• THE REQUEST:
Scan the listing below and copy every line holding "algo".

• PROVIDED DATA:
________________________________________

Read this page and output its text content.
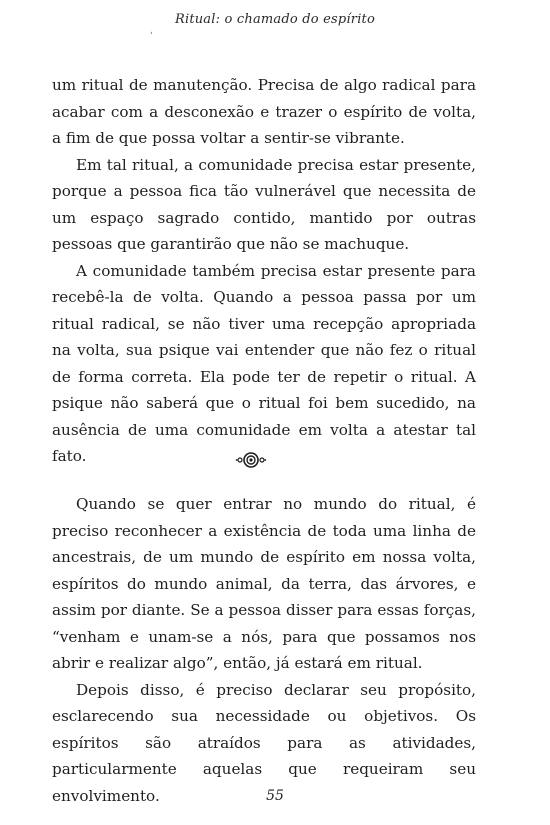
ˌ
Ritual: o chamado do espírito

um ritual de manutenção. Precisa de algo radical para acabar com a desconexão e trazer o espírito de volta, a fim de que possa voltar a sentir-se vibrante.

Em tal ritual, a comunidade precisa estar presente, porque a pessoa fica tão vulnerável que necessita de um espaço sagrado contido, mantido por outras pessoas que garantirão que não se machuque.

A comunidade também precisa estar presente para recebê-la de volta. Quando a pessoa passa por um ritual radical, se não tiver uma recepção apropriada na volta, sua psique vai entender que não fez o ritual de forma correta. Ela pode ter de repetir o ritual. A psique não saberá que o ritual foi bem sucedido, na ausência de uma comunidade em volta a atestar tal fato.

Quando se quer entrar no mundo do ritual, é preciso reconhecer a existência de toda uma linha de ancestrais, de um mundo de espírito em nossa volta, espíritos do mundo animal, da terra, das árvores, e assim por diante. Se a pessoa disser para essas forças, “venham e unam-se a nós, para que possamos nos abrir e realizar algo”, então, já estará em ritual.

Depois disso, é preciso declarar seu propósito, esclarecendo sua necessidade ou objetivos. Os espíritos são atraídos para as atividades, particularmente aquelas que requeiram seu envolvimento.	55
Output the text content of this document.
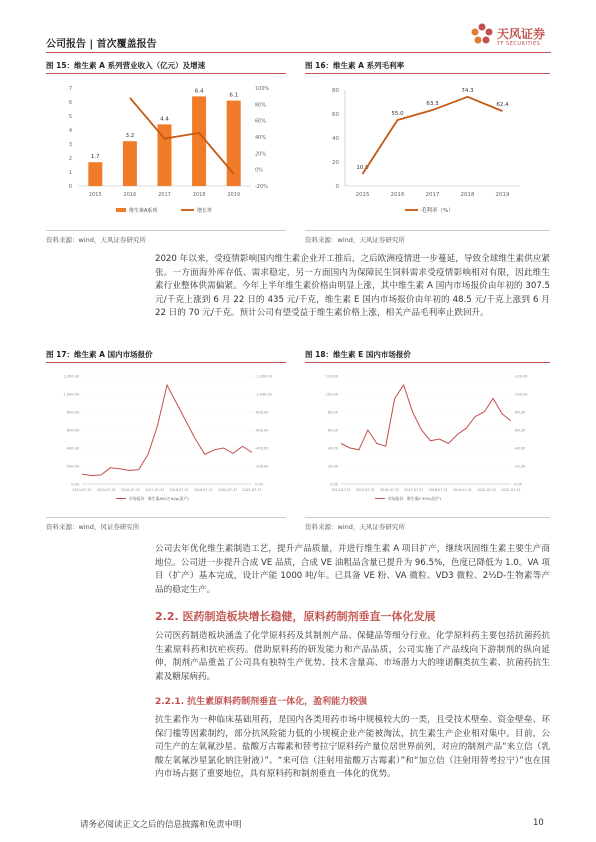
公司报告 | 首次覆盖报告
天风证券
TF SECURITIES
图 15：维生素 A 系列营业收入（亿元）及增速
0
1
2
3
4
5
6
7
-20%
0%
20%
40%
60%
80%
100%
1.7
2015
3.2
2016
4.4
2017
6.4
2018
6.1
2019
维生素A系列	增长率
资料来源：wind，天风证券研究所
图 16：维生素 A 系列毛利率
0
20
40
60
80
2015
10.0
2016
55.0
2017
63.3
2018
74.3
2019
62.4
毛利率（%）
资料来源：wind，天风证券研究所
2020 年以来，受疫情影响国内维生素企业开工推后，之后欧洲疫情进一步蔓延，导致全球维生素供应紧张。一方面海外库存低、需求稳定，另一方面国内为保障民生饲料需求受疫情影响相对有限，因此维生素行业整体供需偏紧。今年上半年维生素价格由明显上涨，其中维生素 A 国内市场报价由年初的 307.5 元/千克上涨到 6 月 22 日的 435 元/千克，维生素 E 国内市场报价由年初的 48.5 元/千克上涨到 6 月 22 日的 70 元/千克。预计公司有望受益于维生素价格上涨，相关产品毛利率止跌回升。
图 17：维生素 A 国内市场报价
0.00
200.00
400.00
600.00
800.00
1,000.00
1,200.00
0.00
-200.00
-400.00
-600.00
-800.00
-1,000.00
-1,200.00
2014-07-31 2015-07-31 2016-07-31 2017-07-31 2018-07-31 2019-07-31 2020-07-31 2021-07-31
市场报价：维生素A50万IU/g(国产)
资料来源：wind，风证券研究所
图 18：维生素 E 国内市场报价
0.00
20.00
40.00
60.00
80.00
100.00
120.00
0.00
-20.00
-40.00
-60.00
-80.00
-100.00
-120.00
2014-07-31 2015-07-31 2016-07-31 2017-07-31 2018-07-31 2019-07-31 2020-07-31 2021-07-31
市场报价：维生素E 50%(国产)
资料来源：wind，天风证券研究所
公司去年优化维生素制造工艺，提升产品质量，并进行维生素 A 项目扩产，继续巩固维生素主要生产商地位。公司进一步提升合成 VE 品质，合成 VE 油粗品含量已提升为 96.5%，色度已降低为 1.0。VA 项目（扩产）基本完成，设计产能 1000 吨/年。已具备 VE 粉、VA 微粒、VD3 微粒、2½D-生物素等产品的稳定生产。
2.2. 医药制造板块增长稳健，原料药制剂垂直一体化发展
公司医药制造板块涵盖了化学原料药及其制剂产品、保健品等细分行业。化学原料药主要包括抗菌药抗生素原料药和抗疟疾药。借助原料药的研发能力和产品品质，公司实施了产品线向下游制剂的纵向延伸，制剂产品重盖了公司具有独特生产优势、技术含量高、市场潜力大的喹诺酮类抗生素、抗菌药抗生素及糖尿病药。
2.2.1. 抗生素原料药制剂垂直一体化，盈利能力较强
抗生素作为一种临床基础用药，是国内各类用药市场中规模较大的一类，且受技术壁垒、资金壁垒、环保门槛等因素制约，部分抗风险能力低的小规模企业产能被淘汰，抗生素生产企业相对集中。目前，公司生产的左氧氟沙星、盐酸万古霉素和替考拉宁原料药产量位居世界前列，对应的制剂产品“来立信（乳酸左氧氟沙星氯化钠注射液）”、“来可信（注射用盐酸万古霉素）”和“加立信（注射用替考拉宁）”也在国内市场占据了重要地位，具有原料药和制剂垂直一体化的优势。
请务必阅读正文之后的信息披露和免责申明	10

________________________________________

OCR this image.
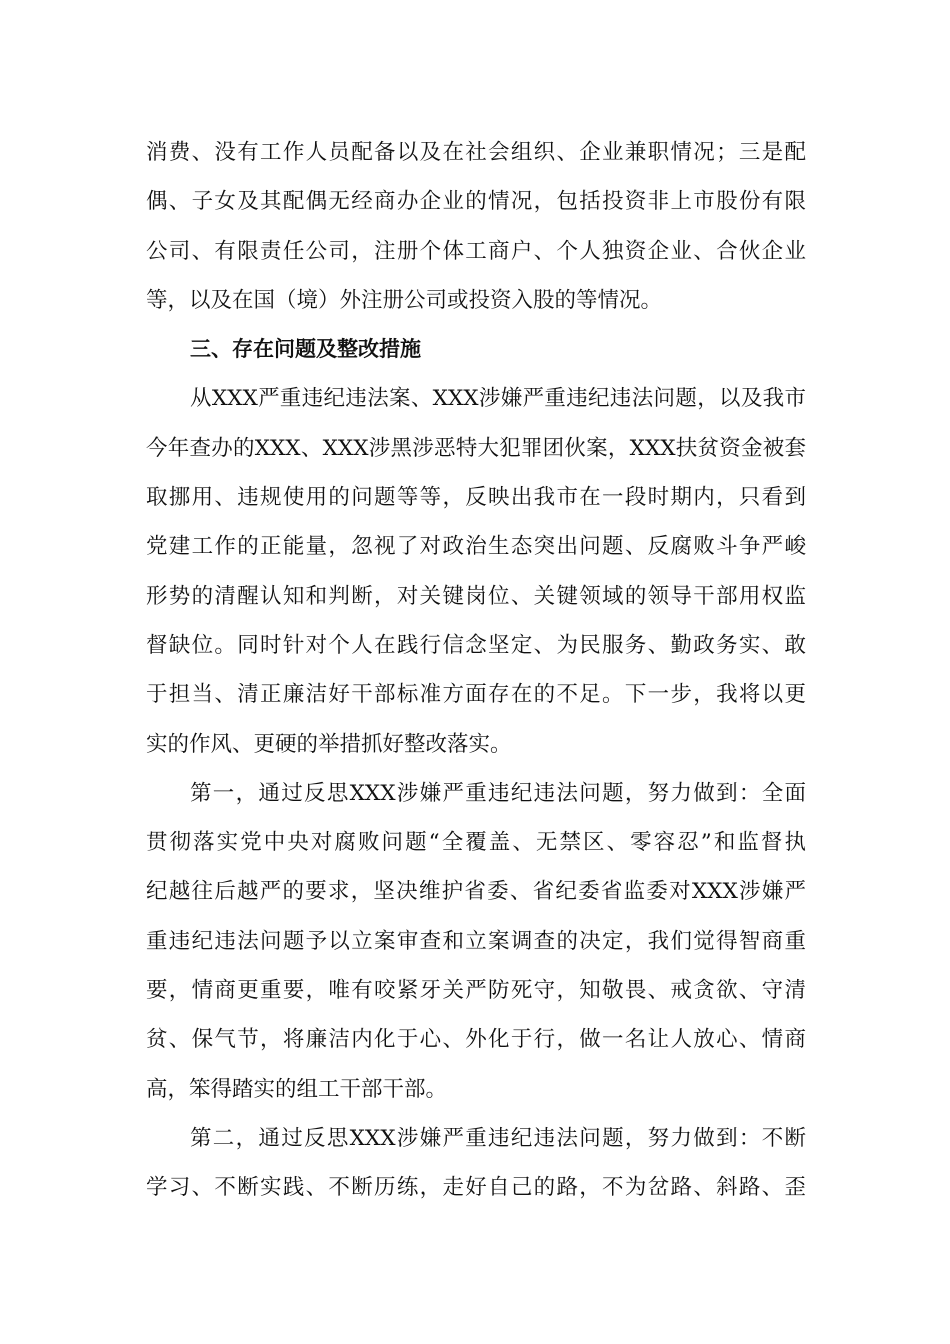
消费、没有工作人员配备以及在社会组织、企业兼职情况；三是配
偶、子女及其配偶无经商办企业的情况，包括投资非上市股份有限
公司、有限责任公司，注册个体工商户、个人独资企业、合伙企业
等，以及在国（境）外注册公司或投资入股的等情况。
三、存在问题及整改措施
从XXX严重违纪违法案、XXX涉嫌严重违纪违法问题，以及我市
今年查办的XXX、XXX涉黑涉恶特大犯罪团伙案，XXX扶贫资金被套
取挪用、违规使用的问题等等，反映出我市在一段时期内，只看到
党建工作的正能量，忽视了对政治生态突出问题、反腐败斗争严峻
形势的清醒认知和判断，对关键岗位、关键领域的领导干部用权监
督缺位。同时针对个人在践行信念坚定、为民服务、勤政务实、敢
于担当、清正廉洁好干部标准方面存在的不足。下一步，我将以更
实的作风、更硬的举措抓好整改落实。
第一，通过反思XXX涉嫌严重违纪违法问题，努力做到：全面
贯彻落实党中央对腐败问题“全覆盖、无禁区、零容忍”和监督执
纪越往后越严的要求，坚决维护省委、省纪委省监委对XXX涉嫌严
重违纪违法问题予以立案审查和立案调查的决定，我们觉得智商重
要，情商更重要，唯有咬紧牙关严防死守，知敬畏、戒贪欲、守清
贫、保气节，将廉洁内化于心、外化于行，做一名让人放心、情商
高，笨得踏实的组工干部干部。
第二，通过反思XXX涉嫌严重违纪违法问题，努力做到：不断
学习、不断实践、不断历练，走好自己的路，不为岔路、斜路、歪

________________________________________

• TASK SOLUTION:
um ritual de manutenção. Precisa de algo radical para acabar com a desconexão e trazer o espírito de volta, a fim de que possa voltar a sentir-se vibrante.
Quando se quer entrar no mundo do ritual, é preciso reconhecer a existência de toda uma linha de ancestrais, de um mundo de espírito em nossa volta, espíritos do mundo animal, da terra, das árvores, e assim por diante. Se a pessoa disser para essas forças, “venham e unam-se a nós, para que possamos nos abrir e realizar algo”, então, já estará em ritual.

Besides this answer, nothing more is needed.